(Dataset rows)
━━━━━━━━
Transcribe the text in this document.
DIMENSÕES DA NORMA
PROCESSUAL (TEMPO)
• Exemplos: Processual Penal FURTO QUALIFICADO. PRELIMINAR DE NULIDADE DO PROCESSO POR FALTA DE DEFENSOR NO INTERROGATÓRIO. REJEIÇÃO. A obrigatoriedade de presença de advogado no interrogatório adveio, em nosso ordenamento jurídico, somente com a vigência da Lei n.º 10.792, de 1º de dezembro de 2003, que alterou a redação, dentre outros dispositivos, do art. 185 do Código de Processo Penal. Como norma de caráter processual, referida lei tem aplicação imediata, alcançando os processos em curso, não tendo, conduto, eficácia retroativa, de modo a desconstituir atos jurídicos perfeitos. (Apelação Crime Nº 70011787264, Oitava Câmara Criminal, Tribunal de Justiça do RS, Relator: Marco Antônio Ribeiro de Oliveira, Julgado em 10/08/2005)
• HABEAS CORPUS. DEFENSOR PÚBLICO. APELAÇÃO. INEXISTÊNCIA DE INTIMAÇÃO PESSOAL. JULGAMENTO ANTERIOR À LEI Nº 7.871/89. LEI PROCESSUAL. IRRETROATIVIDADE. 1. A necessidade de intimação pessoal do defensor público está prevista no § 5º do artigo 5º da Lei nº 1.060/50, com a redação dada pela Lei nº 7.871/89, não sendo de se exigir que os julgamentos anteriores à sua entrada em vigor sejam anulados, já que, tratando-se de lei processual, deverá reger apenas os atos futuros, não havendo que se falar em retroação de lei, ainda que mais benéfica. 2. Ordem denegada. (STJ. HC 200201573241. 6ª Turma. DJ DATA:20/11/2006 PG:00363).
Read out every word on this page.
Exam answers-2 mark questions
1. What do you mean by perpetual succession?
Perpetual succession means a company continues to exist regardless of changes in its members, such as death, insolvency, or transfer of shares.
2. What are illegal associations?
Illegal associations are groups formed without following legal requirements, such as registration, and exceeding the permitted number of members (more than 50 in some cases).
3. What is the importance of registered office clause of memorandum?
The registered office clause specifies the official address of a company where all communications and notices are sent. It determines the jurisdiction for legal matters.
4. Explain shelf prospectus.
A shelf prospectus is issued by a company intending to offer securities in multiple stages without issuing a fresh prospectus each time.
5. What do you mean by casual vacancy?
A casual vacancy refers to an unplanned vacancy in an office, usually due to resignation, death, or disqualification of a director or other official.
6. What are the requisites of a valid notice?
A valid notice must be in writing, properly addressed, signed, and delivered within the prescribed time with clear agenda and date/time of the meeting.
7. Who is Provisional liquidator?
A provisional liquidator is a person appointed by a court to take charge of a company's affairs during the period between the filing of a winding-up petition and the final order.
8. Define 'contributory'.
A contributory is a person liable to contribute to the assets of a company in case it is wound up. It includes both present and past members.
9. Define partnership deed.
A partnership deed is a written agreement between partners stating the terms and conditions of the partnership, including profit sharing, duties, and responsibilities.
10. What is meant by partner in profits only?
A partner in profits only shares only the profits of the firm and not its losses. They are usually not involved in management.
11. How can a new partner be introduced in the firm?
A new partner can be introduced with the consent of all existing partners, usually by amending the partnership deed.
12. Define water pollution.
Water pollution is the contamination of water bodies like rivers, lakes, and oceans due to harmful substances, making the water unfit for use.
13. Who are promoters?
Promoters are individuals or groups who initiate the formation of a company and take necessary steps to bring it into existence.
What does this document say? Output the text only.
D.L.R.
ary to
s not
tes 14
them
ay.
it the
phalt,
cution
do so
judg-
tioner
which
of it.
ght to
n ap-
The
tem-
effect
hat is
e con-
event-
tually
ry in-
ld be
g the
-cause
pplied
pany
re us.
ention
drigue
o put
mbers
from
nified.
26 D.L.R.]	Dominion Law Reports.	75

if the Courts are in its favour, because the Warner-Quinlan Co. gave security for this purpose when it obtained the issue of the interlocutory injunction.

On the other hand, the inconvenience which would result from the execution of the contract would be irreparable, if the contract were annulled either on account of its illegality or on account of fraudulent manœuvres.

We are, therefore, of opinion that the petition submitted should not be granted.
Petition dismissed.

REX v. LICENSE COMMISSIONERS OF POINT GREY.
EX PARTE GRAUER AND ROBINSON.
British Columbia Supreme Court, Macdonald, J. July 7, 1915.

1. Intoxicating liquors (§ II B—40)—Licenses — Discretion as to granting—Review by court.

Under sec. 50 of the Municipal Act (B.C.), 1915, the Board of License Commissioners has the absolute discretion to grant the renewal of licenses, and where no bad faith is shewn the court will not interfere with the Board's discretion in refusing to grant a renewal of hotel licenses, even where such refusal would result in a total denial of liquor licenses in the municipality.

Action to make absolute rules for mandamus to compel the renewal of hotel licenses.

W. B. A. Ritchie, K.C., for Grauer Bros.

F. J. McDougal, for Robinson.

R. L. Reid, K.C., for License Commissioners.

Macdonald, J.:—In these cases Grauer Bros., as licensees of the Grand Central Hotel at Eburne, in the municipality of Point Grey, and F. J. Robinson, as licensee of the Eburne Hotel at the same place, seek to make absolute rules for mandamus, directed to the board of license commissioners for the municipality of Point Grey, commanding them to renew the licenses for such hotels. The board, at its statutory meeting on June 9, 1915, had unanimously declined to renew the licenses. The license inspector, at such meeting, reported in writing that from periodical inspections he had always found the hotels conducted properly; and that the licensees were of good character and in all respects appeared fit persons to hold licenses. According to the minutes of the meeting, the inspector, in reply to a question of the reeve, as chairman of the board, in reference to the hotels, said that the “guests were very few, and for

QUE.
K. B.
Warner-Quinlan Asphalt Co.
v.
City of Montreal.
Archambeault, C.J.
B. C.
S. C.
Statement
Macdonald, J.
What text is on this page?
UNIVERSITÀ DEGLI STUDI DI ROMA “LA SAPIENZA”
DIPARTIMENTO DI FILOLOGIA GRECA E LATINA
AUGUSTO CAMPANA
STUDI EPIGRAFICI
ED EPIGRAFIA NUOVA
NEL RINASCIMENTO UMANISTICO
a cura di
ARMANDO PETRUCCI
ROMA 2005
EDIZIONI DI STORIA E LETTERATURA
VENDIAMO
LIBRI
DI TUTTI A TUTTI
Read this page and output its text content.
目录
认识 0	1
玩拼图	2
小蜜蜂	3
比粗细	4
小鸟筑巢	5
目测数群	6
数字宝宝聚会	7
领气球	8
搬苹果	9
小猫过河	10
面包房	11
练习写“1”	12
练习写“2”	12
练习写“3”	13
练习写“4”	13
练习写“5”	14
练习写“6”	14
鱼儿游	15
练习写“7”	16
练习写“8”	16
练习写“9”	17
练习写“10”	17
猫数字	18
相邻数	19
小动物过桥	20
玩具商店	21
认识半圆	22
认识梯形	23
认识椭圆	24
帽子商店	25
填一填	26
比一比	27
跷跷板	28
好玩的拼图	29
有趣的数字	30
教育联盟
━━━━━━━━
__Given request__. Check each line of the records for the word "which" and extract those that contain it.

__Response to this task__.
which
On the other hand, the inconvenience which would result from the execution of the contract would be irreparable, if the contract were annulled either on account of its illegality or on account of fraudulent manœuvres.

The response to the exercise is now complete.